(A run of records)
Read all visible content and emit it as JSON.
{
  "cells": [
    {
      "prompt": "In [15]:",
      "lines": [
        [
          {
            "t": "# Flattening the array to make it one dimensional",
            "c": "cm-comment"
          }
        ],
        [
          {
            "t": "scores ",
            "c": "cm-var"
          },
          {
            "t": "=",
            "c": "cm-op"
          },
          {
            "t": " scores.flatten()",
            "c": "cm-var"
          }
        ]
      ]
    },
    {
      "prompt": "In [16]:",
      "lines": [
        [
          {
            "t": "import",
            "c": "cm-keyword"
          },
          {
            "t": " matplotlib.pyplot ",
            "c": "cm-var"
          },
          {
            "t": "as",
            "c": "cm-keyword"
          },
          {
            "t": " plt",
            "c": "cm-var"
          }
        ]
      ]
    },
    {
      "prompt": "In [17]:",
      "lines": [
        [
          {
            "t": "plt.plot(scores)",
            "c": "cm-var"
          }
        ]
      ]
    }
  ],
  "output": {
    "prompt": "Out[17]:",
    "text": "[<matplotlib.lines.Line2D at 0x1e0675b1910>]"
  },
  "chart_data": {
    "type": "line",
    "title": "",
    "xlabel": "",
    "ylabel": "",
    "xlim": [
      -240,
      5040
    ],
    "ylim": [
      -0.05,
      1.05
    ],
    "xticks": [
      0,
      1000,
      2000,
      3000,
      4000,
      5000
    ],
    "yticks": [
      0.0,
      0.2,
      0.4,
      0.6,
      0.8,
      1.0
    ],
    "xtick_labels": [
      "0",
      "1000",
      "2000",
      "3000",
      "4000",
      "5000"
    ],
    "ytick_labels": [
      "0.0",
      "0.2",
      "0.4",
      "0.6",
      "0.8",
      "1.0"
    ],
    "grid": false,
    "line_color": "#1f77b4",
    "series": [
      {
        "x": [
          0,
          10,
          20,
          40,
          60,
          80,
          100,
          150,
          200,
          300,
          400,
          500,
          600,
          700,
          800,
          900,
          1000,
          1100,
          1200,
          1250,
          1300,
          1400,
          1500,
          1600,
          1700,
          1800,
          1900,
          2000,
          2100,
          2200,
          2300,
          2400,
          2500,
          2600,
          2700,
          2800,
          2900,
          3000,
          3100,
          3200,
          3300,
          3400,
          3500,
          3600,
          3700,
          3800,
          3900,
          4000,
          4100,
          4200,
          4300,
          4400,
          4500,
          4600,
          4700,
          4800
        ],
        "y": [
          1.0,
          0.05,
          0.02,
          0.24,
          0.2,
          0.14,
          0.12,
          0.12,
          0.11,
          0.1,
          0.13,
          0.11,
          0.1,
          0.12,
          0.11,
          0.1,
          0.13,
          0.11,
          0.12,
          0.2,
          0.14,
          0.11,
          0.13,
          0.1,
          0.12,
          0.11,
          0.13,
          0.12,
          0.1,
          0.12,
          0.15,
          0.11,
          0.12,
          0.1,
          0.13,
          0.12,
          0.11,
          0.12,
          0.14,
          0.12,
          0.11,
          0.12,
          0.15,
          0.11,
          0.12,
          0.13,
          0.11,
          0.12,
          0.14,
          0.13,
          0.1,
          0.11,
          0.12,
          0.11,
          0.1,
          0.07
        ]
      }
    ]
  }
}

→ **Exercise task**:
Please output every record, keeping each line exact.

→ **Written solution**:
Read all visible content and emit it as JSON.
{
  "cells": [
    {
      "prompt": "In [15]:",
      "lines": [
        [
          {
            "t": "# Flattening the array to make it one dimensional",
            "c": "cm-comment"
          }
        ],
        [
          {
            "t": "scores ",
            "c": "cm-var"
          },
          {
            "t": "=",
            "c": "cm-op"
          },
          {
            "t": " scores.flatten()",
            "c": "cm-var"
          }
        ]
      ]
    },
    {
      "prompt": "In [16]:",
      "lines": [
        [
          {
            "t": "import",
            "c": "cm-keyword"
          },
          {
            "t": " matplotlib.pyplot ",
            "c": "cm-var"
          },
          {
            "t": "as",
            "c": "cm-keyword"
          },
          {
            "t": " plt",
            "c": "cm-var"
          }
        ]
      ]
    },
    {
      "prompt": "In [17]:",
      "lines": [
        [
          {
            "t": "plt.plot(scores)",
            "c": "cm-var"
          }
        ]
      ]
    }
  ],
  "output": {
    "prompt": "Out[17]:",
    "text": "[<matplotlib.lines.Line2D at 0x1e0675b1910>]"
  },
  "chart_data": {
    "type": "line",
    "title": "",
    "xlabel": "",
    "ylabel": "",
    "xlim": [
      -240,
      5040
    ],
    "ylim": [
      -0.05,
      1.05
    ],
    "xticks": [
      0,
      1000,
      2000,
      3000,
      4000,
      5000
    ],
    "yticks": [
      0.0,
      0.2,
      0.4,
      0.6,
      0.8,
      1.0
    ],
    "xtick_labels": [
      "0",
      "1000",
      "2000",
      "3000",
      "4000",
      "5000"
    ],
    "ytick_labels": [
      "0.0",
      "0.2",
      "0.4",
      "0.6",
      "0.8",
      "1.0"
    ],
    "grid": false,
    "line_color": "#1f77b4",
    "series": [
      {
        "x": [
          0,
          10,
          20,
          40,
          60,
          80,
          100,
          150,
          200,
          300,
          400,
          500,
          600,
          700,
          800,
          900,
          1000,
          1100,
          1200,
          1250,
          1300,
          1400,
          1500,
          1600,
          1700,
          1800,
          1900,
          2000,
          2100,
          2200,
          2300,
          2400,
          2500,
          2600,
          2700,
          2800,
          2900,
          3000,
          3100,
          3200,
          3300,
          3400,
          3500,
          3600,
          3700,
          3800,
          3900,
          4000,
          4100,
          4200,
          4300,
          4400,
          4500,
          4600,
          4700,
          4800
        ],
        "y": [
          1.0,
          0.05,
          0.02,
          0.24,
          0.2,
          0.14,
          0.12,
          0.12,
          0.11,
          0.1,
          0.13,
          0.11,
          0.1,
          0.12,
          0.11,
          0.1,
          0.13,
          0.11,
          0.12,
          0.2,
          0.14,
          0.11,
          0.13,
          0.1,
          0.12,
          0.11,
          0.13,
          0.12,
          0.1,
          0.12,
          0.15,
          0.11,
          0.12,
          0.1,
          0.13,
          0.12,
          0.11,
          0.12,
          0.14,
          0.12,
          0.11,
          0.12,
          0.15,
          0.11,
          0.12,
          0.13,
          0.11,
          0.12,
          0.14,
          0.13,
          0.1,
          0.11,
          0.12,
          0.11,
          0.1,
          0.07
        ]
      }
    ]
  }
}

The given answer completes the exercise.